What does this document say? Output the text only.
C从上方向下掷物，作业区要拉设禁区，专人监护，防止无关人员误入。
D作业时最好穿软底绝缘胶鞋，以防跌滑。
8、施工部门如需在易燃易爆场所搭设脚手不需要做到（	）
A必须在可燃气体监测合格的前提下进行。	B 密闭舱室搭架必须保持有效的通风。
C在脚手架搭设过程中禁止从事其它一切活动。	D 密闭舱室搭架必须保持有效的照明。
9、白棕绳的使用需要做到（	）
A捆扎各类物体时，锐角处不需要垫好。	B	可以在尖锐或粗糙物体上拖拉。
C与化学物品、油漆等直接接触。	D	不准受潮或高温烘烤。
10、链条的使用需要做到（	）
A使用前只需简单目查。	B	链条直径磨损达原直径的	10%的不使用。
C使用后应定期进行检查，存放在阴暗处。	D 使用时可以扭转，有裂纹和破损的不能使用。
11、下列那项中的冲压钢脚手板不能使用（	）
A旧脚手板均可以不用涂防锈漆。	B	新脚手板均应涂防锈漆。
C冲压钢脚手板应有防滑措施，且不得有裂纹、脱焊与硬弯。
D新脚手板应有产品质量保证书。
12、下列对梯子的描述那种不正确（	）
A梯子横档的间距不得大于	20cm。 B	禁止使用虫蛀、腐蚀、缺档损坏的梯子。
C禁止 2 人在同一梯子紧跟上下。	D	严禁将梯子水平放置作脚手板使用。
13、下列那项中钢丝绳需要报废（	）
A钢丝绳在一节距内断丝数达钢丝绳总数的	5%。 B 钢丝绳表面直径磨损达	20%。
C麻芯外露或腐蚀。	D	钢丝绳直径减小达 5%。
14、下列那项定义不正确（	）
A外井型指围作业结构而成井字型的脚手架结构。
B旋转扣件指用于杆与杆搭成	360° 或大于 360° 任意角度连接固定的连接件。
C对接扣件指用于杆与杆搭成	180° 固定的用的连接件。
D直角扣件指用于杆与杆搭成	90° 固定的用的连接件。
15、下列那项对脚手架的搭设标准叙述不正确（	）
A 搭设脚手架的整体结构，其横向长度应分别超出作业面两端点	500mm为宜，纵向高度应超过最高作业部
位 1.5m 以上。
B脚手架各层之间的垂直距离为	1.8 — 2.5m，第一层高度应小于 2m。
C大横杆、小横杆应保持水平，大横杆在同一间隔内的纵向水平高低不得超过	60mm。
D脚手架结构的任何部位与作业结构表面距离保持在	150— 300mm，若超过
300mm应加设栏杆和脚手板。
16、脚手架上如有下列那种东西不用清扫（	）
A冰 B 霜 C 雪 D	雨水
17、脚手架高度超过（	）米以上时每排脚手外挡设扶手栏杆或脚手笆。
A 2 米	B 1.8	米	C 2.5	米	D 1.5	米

────────────────────

• [Goal of the exercise]: Could you transcribe the records in full, exactly?

• [Finished answer]:
What does this document say? Output the text only.
C从上方向下掷物，作业区要拉设禁区，专人监护，防止无关人员误入。
D作业时最好穿软底绝缘胶鞋，以防跌滑。
8、施工部门如需在易燃易爆场所搭设脚手不需要做到（	）
A必须在可燃气体监测合格的前提下进行。	B 密闭舱室搭架必须保持有效的通风。
C在脚手架搭设过程中禁止从事其它一切活动。	D 密闭舱室搭架必须保持有效的照明。
9、白棕绳的使用需要做到（	）
A捆扎各类物体时，锐角处不需要垫好。	B	可以在尖锐或粗糙物体上拖拉。
C与化学物品、油漆等直接接触。	D	不准受潮或高温烘烤。
10、链条的使用需要做到（	）
A使用前只需简单目查。	B	链条直径磨损达原直径的	10%的不使用。
C使用后应定期进行检查，存放在阴暗处。	D 使用时可以扭转，有裂纹和破损的不能使用。
11、下列那项中的冲压钢脚手板不能使用（	）
A旧脚手板均可以不用涂防锈漆。	B	新脚手板均应涂防锈漆。
C冲压钢脚手板应有防滑措施，且不得有裂纹、脱焊与硬弯。
D新脚手板应有产品质量保证书。
12、下列对梯子的描述那种不正确（	）
A梯子横档的间距不得大于	20cm。 B	禁止使用虫蛀、腐蚀、缺档损坏的梯子。
C禁止 2 人在同一梯子紧跟上下。	D	严禁将梯子水平放置作脚手板使用。
13、下列那项中钢丝绳需要报废（	）
A钢丝绳在一节距内断丝数达钢丝绳总数的	5%。 B 钢丝绳表面直径磨损达	20%。
C麻芯外露或腐蚀。	D	钢丝绳直径减小达 5%。
14、下列那项定义不正确（	）
A外井型指围作业结构而成井字型的脚手架结构。
B旋转扣件指用于杆与杆搭成	360° 或大于 360° 任意角度连接固定的连接件。
C对接扣件指用于杆与杆搭成	180° 固定的用的连接件。
D直角扣件指用于杆与杆搭成	90° 固定的用的连接件。
15、下列那项对脚手架的搭设标准叙述不正确（	）
A 搭设脚手架的整体结构，其横向长度应分别超出作业面两端点	500mm为宜，纵向高度应超过最高作业部
位 1.5m 以上。
B脚手架各层之间的垂直距离为	1.8 — 2.5m，第一层高度应小于 2m。
C大横杆、小横杆应保持水平，大横杆在同一间隔内的纵向水平高低不得超过	60mm。
D脚手架结构的任何部位与作业结构表面距离保持在	150— 300mm，若超过
300mm应加设栏杆和脚手板。
16、脚手架上如有下列那种东西不用清扫（	）
A冰 B 霜 C 雪 D	雨水
17、脚手架高度超过（	）米以上时每排脚手外挡设扶手栏杆或脚手笆。
A 2 米	B 1.8	米	C 2.5	米	D 1.5	米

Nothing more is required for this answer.